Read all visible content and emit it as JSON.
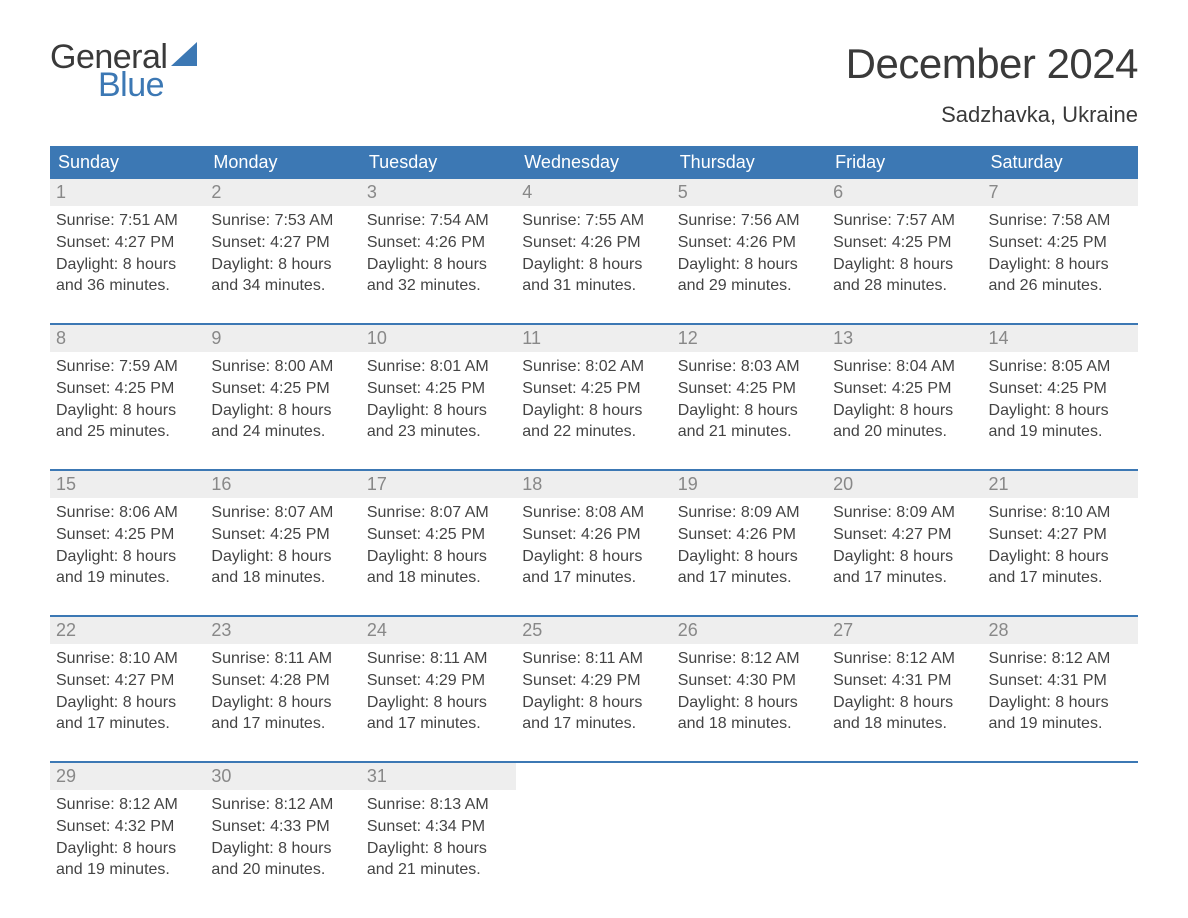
{
  "brand": {
    "word1": "General",
    "word2": "Blue",
    "sail_color": "#3c78b4",
    "text_color": "#3a3a3a"
  },
  "title": "December 2024",
  "location": "Sadzhavka, Ukraine",
  "calendar": {
    "header_bg": "#3c78b4",
    "header_fg": "#ffffff",
    "daynum_bg": "#eeeeee",
    "daynum_fg": "#888888",
    "week_border_color": "#3c78b4",
    "body_text_color": "#444444",
    "days_of_week": [
      "Sunday",
      "Monday",
      "Tuesday",
      "Wednesday",
      "Thursday",
      "Friday",
      "Saturday"
    ],
    "labels": {
      "sunrise": "Sunrise:",
      "sunset": "Sunset:",
      "daylight": "Daylight:"
    },
    "weeks": [
      [
        {
          "n": "1",
          "sunrise": "7:51 AM",
          "sunset": "4:27 PM",
          "daylight_l1": "8 hours",
          "daylight_l2": "and 36 minutes."
        },
        {
          "n": "2",
          "sunrise": "7:53 AM",
          "sunset": "4:27 PM",
          "daylight_l1": "8 hours",
          "daylight_l2": "and 34 minutes."
        },
        {
          "n": "3",
          "sunrise": "7:54 AM",
          "sunset": "4:26 PM",
          "daylight_l1": "8 hours",
          "daylight_l2": "and 32 minutes."
        },
        {
          "n": "4",
          "sunrise": "7:55 AM",
          "sunset": "4:26 PM",
          "daylight_l1": "8 hours",
          "daylight_l2": "and 31 minutes."
        },
        {
          "n": "5",
          "sunrise": "7:56 AM",
          "sunset": "4:26 PM",
          "daylight_l1": "8 hours",
          "daylight_l2": "and 29 minutes."
        },
        {
          "n": "6",
          "sunrise": "7:57 AM",
          "sunset": "4:25 PM",
          "daylight_l1": "8 hours",
          "daylight_l2": "and 28 minutes."
        },
        {
          "n": "7",
          "sunrise": "7:58 AM",
          "sunset": "4:25 PM",
          "daylight_l1": "8 hours",
          "daylight_l2": "and 26 minutes."
        }
      ],
      [
        {
          "n": "8",
          "sunrise": "7:59 AM",
          "sunset": "4:25 PM",
          "daylight_l1": "8 hours",
          "daylight_l2": "and 25 minutes."
        },
        {
          "n": "9",
          "sunrise": "8:00 AM",
          "sunset": "4:25 PM",
          "daylight_l1": "8 hours",
          "daylight_l2": "and 24 minutes."
        },
        {
          "n": "10",
          "sunrise": "8:01 AM",
          "sunset": "4:25 PM",
          "daylight_l1": "8 hours",
          "daylight_l2": "and 23 minutes."
        },
        {
          "n": "11",
          "sunrise": "8:02 AM",
          "sunset": "4:25 PM",
          "daylight_l1": "8 hours",
          "daylight_l2": "and 22 minutes."
        },
        {
          "n": "12",
          "sunrise": "8:03 AM",
          "sunset": "4:25 PM",
          "daylight_l1": "8 hours",
          "daylight_l2": "and 21 minutes."
        },
        {
          "n": "13",
          "sunrise": "8:04 AM",
          "sunset": "4:25 PM",
          "daylight_l1": "8 hours",
          "daylight_l2": "and 20 minutes."
        },
        {
          "n": "14",
          "sunrise": "8:05 AM",
          "sunset": "4:25 PM",
          "daylight_l1": "8 hours",
          "daylight_l2": "and 19 minutes."
        }
      ],
      [
        {
          "n": "15",
          "sunrise": "8:06 AM",
          "sunset": "4:25 PM",
          "daylight_l1": "8 hours",
          "daylight_l2": "and 19 minutes."
        },
        {
          "n": "16",
          "sunrise": "8:07 AM",
          "sunset": "4:25 PM",
          "daylight_l1": "8 hours",
          "daylight_l2": "and 18 minutes."
        },
        {
          "n": "17",
          "sunrise": "8:07 AM",
          "sunset": "4:25 PM",
          "daylight_l1": "8 hours",
          "daylight_l2": "and 18 minutes."
        },
        {
          "n": "18",
          "sunrise": "8:08 AM",
          "sunset": "4:26 PM",
          "daylight_l1": "8 hours",
          "daylight_l2": "and 17 minutes."
        },
        {
          "n": "19",
          "sunrise": "8:09 AM",
          "sunset": "4:26 PM",
          "daylight_l1": "8 hours",
          "daylight_l2": "and 17 minutes."
        },
        {
          "n": "20",
          "sunrise": "8:09 AM",
          "sunset": "4:27 PM",
          "daylight_l1": "8 hours",
          "daylight_l2": "and 17 minutes."
        },
        {
          "n": "21",
          "sunrise": "8:10 AM",
          "sunset": "4:27 PM",
          "daylight_l1": "8 hours",
          "daylight_l2": "and 17 minutes."
        }
      ],
      [
        {
          "n": "22",
          "sunrise": "8:10 AM",
          "sunset": "4:27 PM",
          "daylight_l1": "8 hours",
          "daylight_l2": "and 17 minutes."
        },
        {
          "n": "23",
          "sunrise": "8:11 AM",
          "sunset": "4:28 PM",
          "daylight_l1": "8 hours",
          "daylight_l2": "and 17 minutes."
        },
        {
          "n": "24",
          "sunrise": "8:11 AM",
          "sunset": "4:29 PM",
          "daylight_l1": "8 hours",
          "daylight_l2": "and 17 minutes."
        },
        {
          "n": "25",
          "sunrise": "8:11 AM",
          "sunset": "4:29 PM",
          "daylight_l1": "8 hours",
          "daylight_l2": "and 17 minutes."
        },
        {
          "n": "26",
          "sunrise": "8:12 AM",
          "sunset": "4:30 PM",
          "daylight_l1": "8 hours",
          "daylight_l2": "and 18 minutes."
        },
        {
          "n": "27",
          "sunrise": "8:12 AM",
          "sunset": "4:31 PM",
          "daylight_l1": "8 hours",
          "daylight_l2": "and 18 minutes."
        },
        {
          "n": "28",
          "sunrise": "8:12 AM",
          "sunset": "4:31 PM",
          "daylight_l1": "8 hours",
          "daylight_l2": "and 19 minutes."
        }
      ],
      [
        {
          "n": "29",
          "sunrise": "8:12 AM",
          "sunset": "4:32 PM",
          "daylight_l1": "8 hours",
          "daylight_l2": "and 19 minutes."
        },
        {
          "n": "30",
          "sunrise": "8:12 AM",
          "sunset": "4:33 PM",
          "daylight_l1": "8 hours",
          "daylight_l2": "and 20 minutes."
        },
        {
          "n": "31",
          "sunrise": "8:13 AM",
          "sunset": "4:34 PM",
          "daylight_l1": "8 hours",
          "daylight_l2": "and 21 minutes."
        },
        {
          "empty": true
        },
        {
          "empty": true
        },
        {
          "empty": true
        },
        {
          "empty": true
        }
      ]
    ]
  }
}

- - - - - - -

Requirement>
Every record is to be reproduced exactly, with no pictures included.

Output below>
Read all visible content and emit it as JSON.
{
  "brand": {
    "word1": "General",
    "word2": "Blue",
    "sail_color": "#3c78b4",
    "text_color": "#3a3a3a"
  },
  "title": "December 2024",
  "location": "Sadzhavka, Ukraine",
  "calendar": {
    "header_bg": "#3c78b4",
    "header_fg": "#ffffff",
    "daynum_bg": "#eeeeee",
    "daynum_fg": "#888888",
    "week_border_color": "#3c78b4",
    "body_text_color": "#444444",
    "days_of_week": [
      "Sunday",
      "Monday",
      "Tuesday",
      "Wednesday",
      "Thursday",
      "Friday",
      "Saturday"
    ],
    "labels": {
      "sunrise": "Sunrise:",
      "sunset": "Sunset:",
      "daylight": "Daylight:"
    },
    "weeks": [
      [
        {
          "n": "1",
          "sunrise": "7:51 AM",
          "sunset": "4:27 PM",
          "daylight_l1": "8 hours",
          "daylight_l2": "and 36 minutes."
        },
        {
          "n": "2",
          "sunrise": "7:53 AM",
          "sunset": "4:27 PM",
          "daylight_l1": "8 hours",
          "daylight_l2": "and 34 minutes."
        },
        {
          "n": "3",
          "sunrise": "7:54 AM",
          "sunset": "4:26 PM",
          "daylight_l1": "8 hours",
          "daylight_l2": "and 32 minutes."
        },
        {
          "n": "4",
          "sunrise": "7:55 AM",
          "sunset": "4:26 PM",
          "daylight_l1": "8 hours",
          "daylight_l2": "and 31 minutes."
        },
        {
          "n": "5",
          "sunrise": "7:56 AM",
          "sunset": "4:26 PM",
          "daylight_l1": "8 hours",
          "daylight_l2": "and 29 minutes."
        },
        {
          "n": "6",
          "sunrise": "7:57 AM",
          "sunset": "4:25 PM",
          "daylight_l1": "8 hours",
          "daylight_l2": "and 28 minutes."
        },
        {
          "n": "7",
          "sunrise": "7:58 AM",
          "sunset": "4:25 PM",
          "daylight_l1": "8 hours",
          "daylight_l2": "and 26 minutes."
        }
      ],
      [
        {
          "n": "8",
          "sunrise": "7:59 AM",
          "sunset": "4:25 PM",
          "daylight_l1": "8 hours",
          "daylight_l2": "and 25 minutes."
        },
        {
          "n": "9",
          "sunrise": "8:00 AM",
          "sunset": "4:25 PM",
          "daylight_l1": "8 hours",
          "daylight_l2": "and 24 minutes."
        },
        {
          "n": "10",
          "sunrise": "8:01 AM",
          "sunset": "4:25 PM",
          "daylight_l1": "8 hours",
          "daylight_l2": "and 23 minutes."
        },
        {
          "n": "11",
          "sunrise": "8:02 AM",
          "sunset": "4:25 PM",
          "daylight_l1": "8 hours",
          "daylight_l2": "and 22 minutes."
        },
        {
          "n": "12",
          "sunrise": "8:03 AM",
          "sunset": "4:25 PM",
          "daylight_l1": "8 hours",
          "daylight_l2": "and 21 minutes."
        },
        {
          "n": "13",
          "sunrise": "8:04 AM",
          "sunset": "4:25 PM",
          "daylight_l1": "8 hours",
          "daylight_l2": "and 20 minutes."
        },
        {
          "n": "14",
          "sunrise": "8:05 AM",
          "sunset": "4:25 PM",
          "daylight_l1": "8 hours",
          "daylight_l2": "and 19 minutes."
        }
      ],
      [
        {
          "n": "15",
          "sunrise": "8:06 AM",
          "sunset": "4:25 PM",
          "daylight_l1": "8 hours",
          "daylight_l2": "and 19 minutes."
        },
        {
          "n": "16",
          "sunrise": "8:07 AM",
          "sunset": "4:25 PM",
          "daylight_l1": "8 hours",
          "daylight_l2": "and 18 minutes."
        },
        {
          "n": "17",
          "sunrise": "8:07 AM",
          "sunset": "4:25 PM",
          "daylight_l1": "8 hours",
          "daylight_l2": "and 18 minutes."
        },
        {
          "n": "18",
          "sunrise": "8:08 AM",
          "sunset": "4:26 PM",
          "daylight_l1": "8 hours",
          "daylight_l2": "and 17 minutes."
        },
        {
          "n": "19",
          "sunrise": "8:09 AM",
          "sunset": "4:26 PM",
          "daylight_l1": "8 hours",
          "daylight_l2": "and 17 minutes."
        },
        {
          "n": "20",
          "sunrise": "8:09 AM",
          "sunset": "4:27 PM",
          "daylight_l1": "8 hours",
          "daylight_l2": "and 17 minutes."
        },
        {
          "n": "21",
          "sunrise": "8:10 AM",
          "sunset": "4:27 PM",
          "daylight_l1": "8 hours",
          "daylight_l2": "and 17 minutes."
        }
      ],
      [
        {
          "n": "22",
          "sunrise": "8:10 AM",
          "sunset": "4:27 PM",
          "daylight_l1": "8 hours",
          "daylight_l2": "and 17 minutes."
        },
        {
          "n": "23",
          "sunrise": "8:11 AM",
          "sunset": "4:28 PM",
          "daylight_l1": "8 hours",
          "daylight_l2": "and 17 minutes."
        },
        {
          "n": "24",
          "sunrise": "8:11 AM",
          "sunset": "4:29 PM",
          "daylight_l1": "8 hours",
          "daylight_l2": "and 17 minutes."
        },
        {
          "n": "25",
          "sunrise": "8:11 AM",
          "sunset": "4:29 PM",
          "daylight_l1": "8 hours",
          "daylight_l2": "and 17 minutes."
        },
        {
          "n": "26",
          "sunrise": "8:12 AM",
          "sunset": "4:30 PM",
          "daylight_l1": "8 hours",
          "daylight_l2": "and 18 minutes."
        },
        {
          "n": "27",
          "sunrise": "8:12 AM",
          "sunset": "4:31 PM",
          "daylight_l1": "8 hours",
          "daylight_l2": "and 18 minutes."
        },
        {
          "n": "28",
          "sunrise": "8:12 AM",
          "sunset": "4:31 PM",
          "daylight_l1": "8 hours",
          "daylight_l2": "and 19 minutes."
        }
      ],
      [
        {
          "n": "29",
          "sunrise": "8:12 AM",
          "sunset": "4:32 PM",
          "daylight_l1": "8 hours",
          "daylight_l2": "and 19 minutes."
        },
        {
          "n": "30",
          "sunrise": "8:12 AM",
          "sunset": "4:33 PM",
          "daylight_l1": "8 hours",
          "daylight_l2": "and 20 minutes."
        },
        {
          "n": "31",
          "sunrise": "8:13 AM",
          "sunset": "4:34 PM",
          "daylight_l1": "8 hours",
          "daylight_l2": "and 21 minutes."
        },
        {
          "empty": true
        },
        {
          "empty": true
        },
        {
          "empty": true
        },
        {
          "empty": true
        }
      ]
    ]
  }
}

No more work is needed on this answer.